_Your instructions_
Set down each line of the material that follows, exactly, with no pictures.

Figure contents as structured data
-- -- --

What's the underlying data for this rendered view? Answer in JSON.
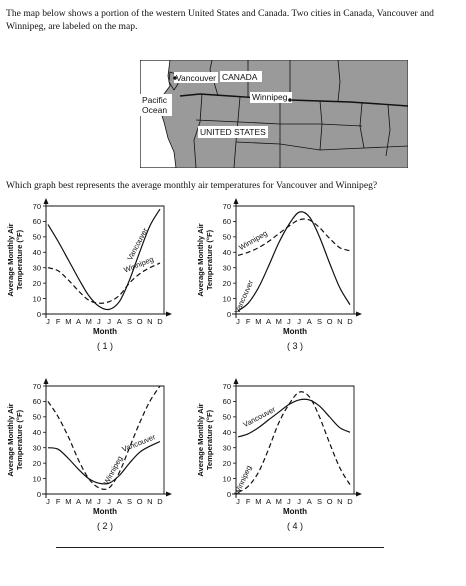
{
  "intro_text": "The map below shows a portion of the western United States and Canada. Two cities in Canada, Vancouver and Winnipeg, are labeled on the map.",
  "map": {
    "labels": {
      "canada": "CANADA",
      "vancouver": "Vancouver",
      "winnipeg": "Winnipeg",
      "pacific": "Pacific",
      "ocean": "Ocean",
      "usa": "UNITED STATES"
    },
    "colors": {
      "land": "#9a9a9a",
      "ocean": "#ffffff",
      "borders": "#111111"
    }
  },
  "question_text": "Which graph best represents the average monthly air temperatures for Vancouver and Winnipeg?",
  "months_axis_label": "J F M A M J J A S O N D",
  "chart_data": [
    {
      "type": "line",
      "choice": "( 1 )",
      "ylabel": "Average Monthly Air Temperature (°F)",
      "xlabel": "Month",
      "x": [
        "J",
        "F",
        "M",
        "A",
        "M",
        "J",
        "J",
        "A",
        "S",
        "O",
        "N",
        "D"
      ],
      "ylim": [
        0,
        70
      ],
      "yticks": [
        0,
        10,
        20,
        30,
        40,
        50,
        60,
        70
      ],
      "series": [
        {
          "name": "Vancouver",
          "style": "solid",
          "values": [
            58,
            47,
            35,
            23,
            12,
            5,
            3,
            8,
            22,
            40,
            57,
            68
          ],
          "label_at": 9,
          "label_angle": -62
        },
        {
          "name": "Winnipeg",
          "style": "dashed",
          "values": [
            30,
            28,
            22,
            15,
            9,
            7,
            8,
            12,
            20,
            26,
            30,
            33
          ],
          "label_at": 9,
          "label_angle": -22
        }
      ]
    },
    {
      "type": "line",
      "choice": "( 3 )",
      "ylabel": "Average Monthly Air Temperature (°F)",
      "xlabel": "Month",
      "x": [
        "J",
        "F",
        "M",
        "A",
        "M",
        "J",
        "J",
        "A",
        "S",
        "O",
        "N",
        "D"
      ],
      "ylim": [
        0,
        70
      ],
      "yticks": [
        0,
        10,
        20,
        30,
        40,
        50,
        60,
        70
      ],
      "series": [
        {
          "name": "Winnipeg",
          "style": "dashed",
          "values": [
            38,
            40,
            43,
            47,
            52,
            57,
            61,
            61,
            56,
            49,
            43,
            41
          ],
          "label_at": 1.6,
          "label_angle": -30
        },
        {
          "name": "Vancouver",
          "style": "solid",
          "values": [
            2,
            7,
            17,
            31,
            46,
            58,
            66,
            63,
            50,
            33,
            17,
            6
          ],
          "label_at": 0.8,
          "label_angle": -66
        }
      ]
    },
    {
      "type": "line",
      "choice": "( 2 )",
      "ylabel": "Average Monthly Air Temperature (°F)",
      "xlabel": "Month",
      "x": [
        "J",
        "F",
        "M",
        "A",
        "M",
        "J",
        "J",
        "A",
        "S",
        "O",
        "N",
        "D"
      ],
      "ylim": [
        0,
        70
      ],
      "yticks": [
        0,
        10,
        20,
        30,
        40,
        50,
        60,
        70
      ],
      "series": [
        {
          "name": "Winnipeg",
          "style": "dashed",
          "values": [
            60,
            50,
            37,
            22,
            10,
            4,
            4,
            14,
            30,
            46,
            60,
            70
          ],
          "label_at": 6.6,
          "label_angle": -62
        },
        {
          "name": "Vancouver",
          "style": "solid",
          "values": [
            30,
            29,
            23,
            16,
            10,
            7,
            7,
            12,
            20,
            27,
            31,
            34
          ],
          "label_at": 9,
          "label_angle": -22
        }
      ]
    },
    {
      "type": "line",
      "choice": "( 4 )",
      "ylabel": "Average Monthly Air Temperature (°F)",
      "xlabel": "Month",
      "x": [
        "J",
        "F",
        "M",
        "A",
        "M",
        "J",
        "J",
        "A",
        "S",
        "O",
        "N",
        "D"
      ],
      "ylim": [
        0,
        70
      ],
      "yticks": [
        0,
        10,
        20,
        30,
        40,
        50,
        60,
        70
      ],
      "series": [
        {
          "name": "Vancouver",
          "style": "solid",
          "values": [
            37,
            39,
            43,
            48,
            53,
            58,
            61,
            61,
            57,
            50,
            43,
            40
          ],
          "label_at": 2.2,
          "label_angle": -28
        },
        {
          "name": "Winnipeg",
          "style": "dashed",
          "values": [
            1,
            5,
            14,
            29,
            46,
            58,
            66,
            63,
            50,
            33,
            17,
            6
          ],
          "label_at": 0.7,
          "label_angle": -66
        }
      ]
    }
  ]
}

-- -- --

_Exercise solution_
What's the underlying data for this rendered view? Answer in JSON.
{
  "intro_text": "The map below shows a portion of the western United States and Canada. Two cities in Canada, Vancouver and Winnipeg, are labeled on the map.",
  "map": {
    "labels": {
      "canada": "CANADA",
      "vancouver": "Vancouver",
      "winnipeg": "Winnipeg",
      "pacific": "Pacific",
      "ocean": "Ocean",
      "usa": "UNITED STATES"
    },
    "colors": {
      "land": "#9a9a9a",
      "ocean": "#ffffff",
      "borders": "#111111"
    }
  },
  "question_text": "Which graph best represents the average monthly air temperatures for Vancouver and Winnipeg?",
  "months_axis_label": "J F M A M J J A S O N D",
  "chart_data": [
    {
      "type": "line",
      "choice": "( 1 )",
      "ylabel": "Average Monthly Air Temperature (°F)",
      "xlabel": "Month",
      "x": [
        "J",
        "F",
        "M",
        "A",
        "M",
        "J",
        "J",
        "A",
        "S",
        "O",
        "N",
        "D"
      ],
      "ylim": [
        0,
        70
      ],
      "yticks": [
        0,
        10,
        20,
        30,
        40,
        50,
        60,
        70
      ],
      "series": [
        {
          "name": "Vancouver",
          "style": "solid",
          "values": [
            58,
            47,
            35,
            23,
            12,
            5,
            3,
            8,
            22,
            40,
            57,
            68
          ],
          "label_at": 9,
          "label_angle": -62
        },
        {
          "name": "Winnipeg",
          "style": "dashed",
          "values": [
            30,
            28,
            22,
            15,
            9,
            7,
            8,
            12,
            20,
            26,
            30,
            33
          ],
          "label_at": 9,
          "label_angle": -22
        }
      ]
    },
    {
      "type": "line",
      "choice": "( 3 )",
      "ylabel": "Average Monthly Air Temperature (°F)",
      "xlabel": "Month",
      "x": [
        "J",
        "F",
        "M",
        "A",
        "M",
        "J",
        "J",
        "A",
        "S",
        "O",
        "N",
        "D"
      ],
      "ylim": [
        0,
        70
      ],
      "yticks": [
        0,
        10,
        20,
        30,
        40,
        50,
        60,
        70
      ],
      "series": [
        {
          "name": "Winnipeg",
          "style": "dashed",
          "values": [
            38,
            40,
            43,
            47,
            52,
            57,
            61,
            61,
            56,
            49,
            43,
            41
          ],
          "label_at": 1.6,
          "label_angle": -30
        },
        {
          "name": "Vancouver",
          "style": "solid",
          "values": [
            2,
            7,
            17,
            31,
            46,
            58,
            66,
            63,
            50,
            33,
            17,
            6
          ],
          "label_at": 0.8,
          "label_angle": -66
        }
      ]
    },
    {
      "type": "line",
      "choice": "( 2 )",
      "ylabel": "Average Monthly Air Temperature (°F)",
      "xlabel": "Month",
      "x": [
        "J",
        "F",
        "M",
        "A",
        "M",
        "J",
        "J",
        "A",
        "S",
        "O",
        "N",
        "D"
      ],
      "ylim": [
        0,
        70
      ],
      "yticks": [
        0,
        10,
        20,
        30,
        40,
        50,
        60,
        70
      ],
      "series": [
        {
          "name": "Winnipeg",
          "style": "dashed",
          "values": [
            60,
            50,
            37,
            22,
            10,
            4,
            4,
            14,
            30,
            46,
            60,
            70
          ],
          "label_at": 6.6,
          "label_angle": -62
        },
        {
          "name": "Vancouver",
          "style": "solid",
          "values": [
            30,
            29,
            23,
            16,
            10,
            7,
            7,
            12,
            20,
            27,
            31,
            34
          ],
          "label_at": 9,
          "label_angle": -22
        }
      ]
    },
    {
      "type": "line",
      "choice": "( 4 )",
      "ylabel": "Average Monthly Air Temperature (°F)",
      "xlabel": "Month",
      "x": [
        "J",
        "F",
        "M",
        "A",
        "M",
        "J",
        "J",
        "A",
        "S",
        "O",
        "N",
        "D"
      ],
      "ylim": [
        0,
        70
      ],
      "yticks": [
        0,
        10,
        20,
        30,
        40,
        50,
        60,
        70
      ],
      "series": [
        {
          "name": "Vancouver",
          "style": "solid",
          "values": [
            37,
            39,
            43,
            48,
            53,
            58,
            61,
            61,
            57,
            50,
            43,
            40
          ],
          "label_at": 2.2,
          "label_angle": -28
        },
        {
          "name": "Winnipeg",
          "style": "dashed",
          "values": [
            1,
            5,
            14,
            29,
            46,
            58,
            66,
            63,
            50,
            33,
            17,
            6
          ],
          "label_at": 0.7,
          "label_angle": -66
        }
      ]
    }
  ]
}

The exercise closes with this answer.